Ivo van Hove, der neue Intendant der Ruhrtriennale für drei Jahre, positioniert sich. Das Festivalmotto lautet: »Sehnsucht nach morgen«.
Zu den Kontinuitäten des seit zwei Jahrzehnten bestehenden Landes-Festivals in den ehemaligen Industrie-Hallen der Zechen und Kraftzentralen in Bochum, Duisburg, Essen und Gladbeck gehört der Austausch mit den holländisch-belgisch-flämischen Nachbarn. Beginnend mit dem Spiritus rector und Vordenker des Festivals, dem Opern-Neuerer Gerard Mortier aus Gent und Brüssel, der gleich in seiner ersten Saison Johan Simons mitgebracht und den späteren Nachfolger in ihm angelegt hatte.
Damals schon, sagte Ivo van Hove bei seiner Vorstellung als vom Aufsichtsrat der Kulturruhr bestimmter designierter Intendant 2024 bis 2026 für das mit jährlich 16 Millionen Euro ausgestattete Kunstereignis, habe er das Festival »lieben« gelernt. Nun lenkt er es selbst, stellt ein Motto über das Programm: »Longing for tomorrow« – »Sehnsucht nach morgen« und konzentriert es auf vier Wochen (16. August bis 15. September).
Noch etwas wird sich ändern, zu benennen mit dem Schlagwort Nachhaltigkeit. Das meint konkret, dass alle Produktionen, Oper und Schauspiel und alles dazwischen, zwar beim Festival zur Premiere kommen werden, aber danach in die Häuser der Kooperationspartner, inländischen und ausländischen, wechseln.
Vor ein paar Tagen, sagt Ivo van Hove Ende Januar in seinem Bochumer Büro, habe in Amsterdam seine Premiere des Musicals »Jesus Christ Superstar« stattgefunden. Und er wischt wieder, ohne Widerspruch zu erhalten, den Gegensatz von E und U vom Tisch. Es muss »ernsthaft, aber nicht schwer« sein.
Fünf Produktionen hat van Hove bislang dem NRW-Festival beigesteuert. Während mehrerer Jahrgänge war er mit seiner Toneelgroep, dem Internationalen Theater Amsterdam, präsent. Auch nach nebenan zu den Ruhrfestspielen wurde er eingeladen, mit der intensiv verdichteten Inszenierung von Hanya Yanagiharas Roman »Ein wenig Leben«.
::::::::::
-- Aufgaben --
1. Auf welchen Zeitraum konzentriert Ivo van Hove laut dem Lesetext die Ruhrtriennale?
2. Schreiben Sie aus dem Lesetext die Stelle von „Noch etwas wird“ bis „und ausländischen, wechseln.“ wortgetreu ab.

-- Datenbestand --
::::::::::
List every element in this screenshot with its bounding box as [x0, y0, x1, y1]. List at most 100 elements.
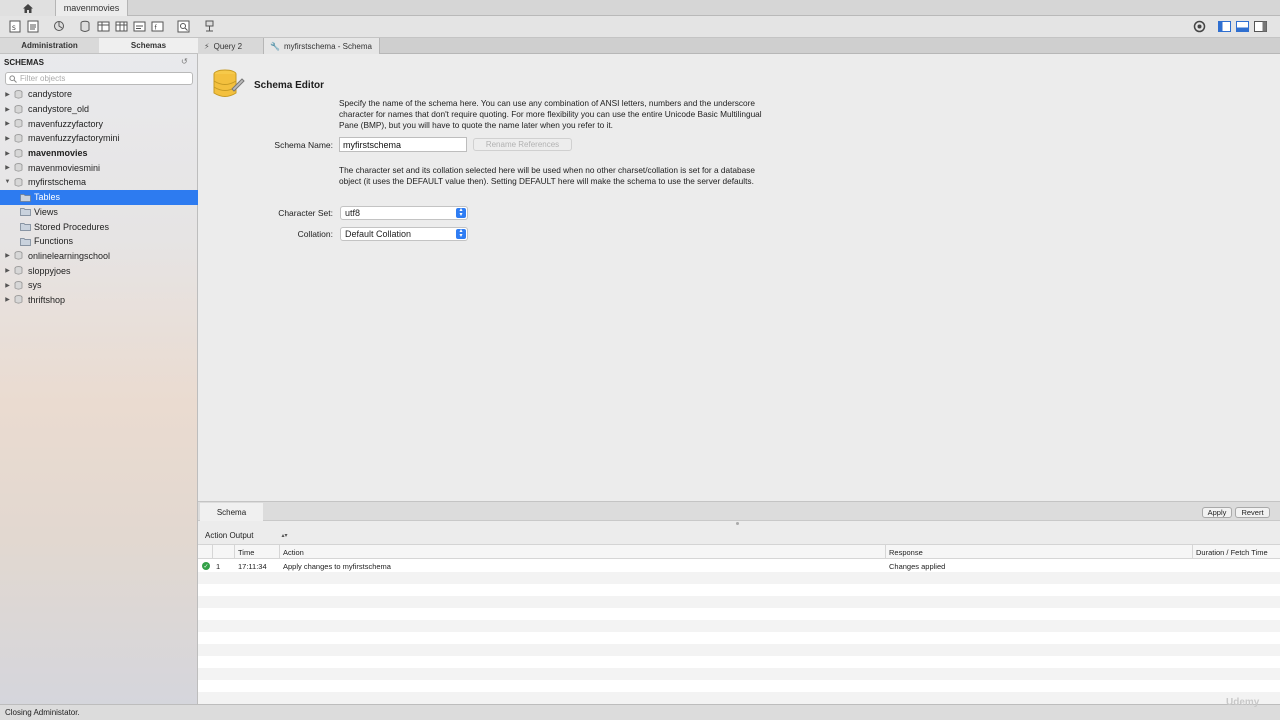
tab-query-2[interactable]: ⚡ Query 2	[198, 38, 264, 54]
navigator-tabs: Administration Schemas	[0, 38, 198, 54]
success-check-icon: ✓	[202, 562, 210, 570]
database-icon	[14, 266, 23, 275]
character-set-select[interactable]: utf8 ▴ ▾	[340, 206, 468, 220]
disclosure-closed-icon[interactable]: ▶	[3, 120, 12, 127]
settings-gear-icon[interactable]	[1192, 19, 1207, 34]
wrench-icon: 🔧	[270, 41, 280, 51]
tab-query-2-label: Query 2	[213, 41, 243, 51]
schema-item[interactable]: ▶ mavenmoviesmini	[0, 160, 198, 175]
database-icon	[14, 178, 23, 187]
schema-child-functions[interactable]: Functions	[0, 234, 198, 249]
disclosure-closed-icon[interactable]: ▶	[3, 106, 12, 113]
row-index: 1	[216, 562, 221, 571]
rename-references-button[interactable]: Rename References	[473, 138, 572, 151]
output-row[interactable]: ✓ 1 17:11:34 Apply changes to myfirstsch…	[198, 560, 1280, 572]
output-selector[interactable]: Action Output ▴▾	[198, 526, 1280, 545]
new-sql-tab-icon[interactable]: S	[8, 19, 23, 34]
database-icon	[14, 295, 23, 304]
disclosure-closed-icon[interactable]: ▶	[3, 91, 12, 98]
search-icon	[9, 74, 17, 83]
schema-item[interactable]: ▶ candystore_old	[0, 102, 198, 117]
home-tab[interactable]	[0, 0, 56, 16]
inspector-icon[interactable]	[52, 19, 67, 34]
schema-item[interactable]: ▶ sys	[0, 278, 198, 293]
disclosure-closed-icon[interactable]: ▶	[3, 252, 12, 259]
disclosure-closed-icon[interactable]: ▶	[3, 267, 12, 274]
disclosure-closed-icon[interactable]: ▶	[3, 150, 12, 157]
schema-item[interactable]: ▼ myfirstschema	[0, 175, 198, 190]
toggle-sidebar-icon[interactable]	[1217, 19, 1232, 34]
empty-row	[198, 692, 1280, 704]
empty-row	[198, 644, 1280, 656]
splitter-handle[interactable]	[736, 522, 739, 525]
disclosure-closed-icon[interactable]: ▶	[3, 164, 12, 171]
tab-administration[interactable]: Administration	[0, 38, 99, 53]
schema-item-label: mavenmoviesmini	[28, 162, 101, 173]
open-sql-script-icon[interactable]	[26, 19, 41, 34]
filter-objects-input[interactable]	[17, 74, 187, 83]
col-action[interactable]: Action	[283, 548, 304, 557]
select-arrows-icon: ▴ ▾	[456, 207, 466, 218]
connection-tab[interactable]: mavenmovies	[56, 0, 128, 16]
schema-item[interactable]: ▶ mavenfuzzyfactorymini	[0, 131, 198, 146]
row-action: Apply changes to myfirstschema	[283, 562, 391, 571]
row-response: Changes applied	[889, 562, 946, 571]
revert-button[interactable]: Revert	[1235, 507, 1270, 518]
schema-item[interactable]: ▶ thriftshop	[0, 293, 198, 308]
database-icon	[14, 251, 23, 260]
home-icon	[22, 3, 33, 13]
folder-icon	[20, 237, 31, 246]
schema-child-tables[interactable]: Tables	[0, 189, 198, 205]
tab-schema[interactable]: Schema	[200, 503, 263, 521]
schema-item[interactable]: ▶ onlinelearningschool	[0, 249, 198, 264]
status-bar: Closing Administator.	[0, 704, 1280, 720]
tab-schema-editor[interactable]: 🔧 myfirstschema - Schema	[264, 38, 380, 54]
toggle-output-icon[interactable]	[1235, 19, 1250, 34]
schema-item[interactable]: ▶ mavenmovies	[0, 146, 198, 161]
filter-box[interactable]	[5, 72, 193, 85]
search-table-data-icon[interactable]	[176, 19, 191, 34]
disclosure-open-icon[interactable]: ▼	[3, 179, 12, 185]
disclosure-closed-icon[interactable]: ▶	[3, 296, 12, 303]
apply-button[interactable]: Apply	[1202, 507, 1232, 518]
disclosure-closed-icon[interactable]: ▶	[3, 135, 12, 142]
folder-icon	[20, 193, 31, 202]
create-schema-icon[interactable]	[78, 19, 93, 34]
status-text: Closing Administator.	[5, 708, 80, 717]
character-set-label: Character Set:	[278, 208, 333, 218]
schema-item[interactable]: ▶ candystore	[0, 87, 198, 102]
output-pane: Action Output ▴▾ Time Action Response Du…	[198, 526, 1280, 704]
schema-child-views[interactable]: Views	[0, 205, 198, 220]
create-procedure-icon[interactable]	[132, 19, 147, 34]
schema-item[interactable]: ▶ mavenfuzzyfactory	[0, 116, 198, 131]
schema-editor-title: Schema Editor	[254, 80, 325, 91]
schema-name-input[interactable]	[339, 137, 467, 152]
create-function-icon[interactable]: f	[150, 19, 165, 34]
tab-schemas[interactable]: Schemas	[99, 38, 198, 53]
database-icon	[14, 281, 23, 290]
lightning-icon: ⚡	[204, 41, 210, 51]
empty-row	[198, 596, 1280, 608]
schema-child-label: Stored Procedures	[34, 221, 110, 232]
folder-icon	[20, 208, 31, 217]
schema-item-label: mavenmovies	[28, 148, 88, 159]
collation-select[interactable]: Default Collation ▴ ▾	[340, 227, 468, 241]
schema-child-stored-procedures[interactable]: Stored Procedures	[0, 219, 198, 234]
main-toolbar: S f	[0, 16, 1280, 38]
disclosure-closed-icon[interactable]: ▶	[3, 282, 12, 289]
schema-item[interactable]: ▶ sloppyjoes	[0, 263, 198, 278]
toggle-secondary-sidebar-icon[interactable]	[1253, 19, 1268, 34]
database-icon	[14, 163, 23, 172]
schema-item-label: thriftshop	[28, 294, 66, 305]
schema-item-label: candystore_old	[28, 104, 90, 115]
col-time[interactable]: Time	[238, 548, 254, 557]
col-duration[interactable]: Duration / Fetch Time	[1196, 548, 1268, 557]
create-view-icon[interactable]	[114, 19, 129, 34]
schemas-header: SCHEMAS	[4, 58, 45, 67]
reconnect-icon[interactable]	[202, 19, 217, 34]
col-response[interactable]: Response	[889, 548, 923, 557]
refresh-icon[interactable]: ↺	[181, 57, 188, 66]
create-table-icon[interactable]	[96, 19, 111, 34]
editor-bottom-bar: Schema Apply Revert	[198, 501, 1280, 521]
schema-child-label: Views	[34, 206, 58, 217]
::::::::::
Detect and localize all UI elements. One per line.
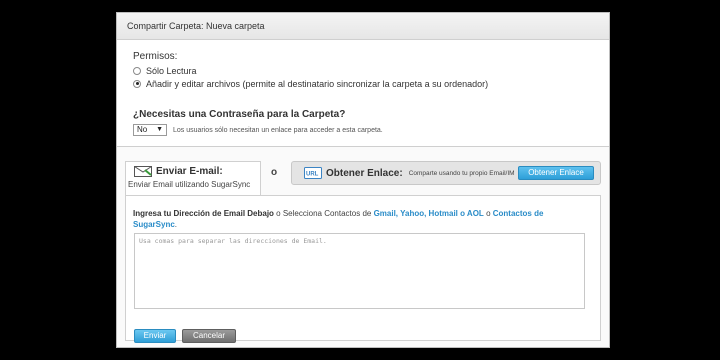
::::::::::
-- Lösungen --
1. Auf vier Wochen, vom 16. August bis 15. September.

2.
Noch etwas wird sich ändern, zu benennen mit dem Schlagwort Nachhaltigkeit. Das meint konkret, dass alle Produktionen, Oper und Schauspiel und alles dazwischen, zwar beim Festival zur Premiere kommen werden, aber danach in die Häuser der Kooperationspartner, inländischen und ausländischen, wechseln.